Aim of the exercise » Exact reproduction of the data is required, with images excluded.

_____

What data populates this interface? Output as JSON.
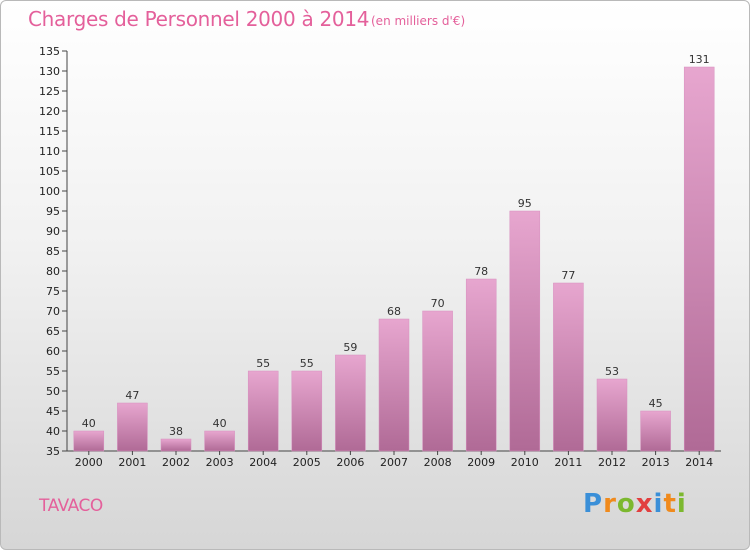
{
  "header": {
    "title": "Charges de Personnel 2000 à 2014",
    "subtitle": "(en milliers d'€)"
  },
  "footer": {
    "commune": "TAVACO",
    "logo_letters": [
      "P",
      "r",
      "o",
      "x",
      "i",
      "t",
      "i"
    ],
    "logo_colors": [
      "#3a8fd8",
      "#f08a1c",
      "#7cb82f",
      "#e23f3f",
      "#3a8fd8",
      "#f08a1c",
      "#7cb82f"
    ]
  },
  "colors": {
    "bar_top": "#e7a6cf",
    "bar_bottom": "#b06a96",
    "accent": "#e4609b"
  },
  "chart_data": {
    "type": "bar",
    "title": "Charges de Personnel 2000 à 2014",
    "categories": [
      "2000",
      "2001",
      "2002",
      "2003",
      "2004",
      "2005",
      "2006",
      "2007",
      "2008",
      "2009",
      "2010",
      "2011",
      "2012",
      "2013",
      "2014"
    ],
    "values": [
      40,
      47,
      38,
      40,
      55,
      55,
      59,
      68,
      70,
      78,
      95,
      77,
      53,
      45,
      131
    ],
    "ylim": [
      35,
      135
    ],
    "ytick_step": 5,
    "grid": false
  }
}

_____

Solution to this task »
What data populates this interface? Output as JSON.
{
  "header": {
    "title": "Charges de Personnel 2000 à 2014",
    "subtitle": "(en milliers d'€)"
  },
  "footer": {
    "commune": "TAVACO",
    "logo_letters": [
      "P",
      "r",
      "o",
      "x",
      "i",
      "t",
      "i"
    ],
    "logo_colors": [
      "#3a8fd8",
      "#f08a1c",
      "#7cb82f",
      "#e23f3f",
      "#3a8fd8",
      "#f08a1c",
      "#7cb82f"
    ]
  },
  "colors": {
    "bar_top": "#e7a6cf",
    "bar_bottom": "#b06a96",
    "accent": "#e4609b"
  },
  "chart_data": {
    "type": "bar",
    "title": "Charges de Personnel 2000 à 2014",
    "categories": [
      "2000",
      "2001",
      "2002",
      "2003",
      "2004",
      "2005",
      "2006",
      "2007",
      "2008",
      "2009",
      "2010",
      "2011",
      "2012",
      "2013",
      "2014"
    ],
    "values": [
      40,
      47,
      38,
      40,
      55,
      55,
      59,
      68,
      70,
      78,
      95,
      77,
      53,
      45,
      131
    ],
    "ylim": [
      35,
      135
    ],
    "ytick_step": 5,
    "grid": false
  }
}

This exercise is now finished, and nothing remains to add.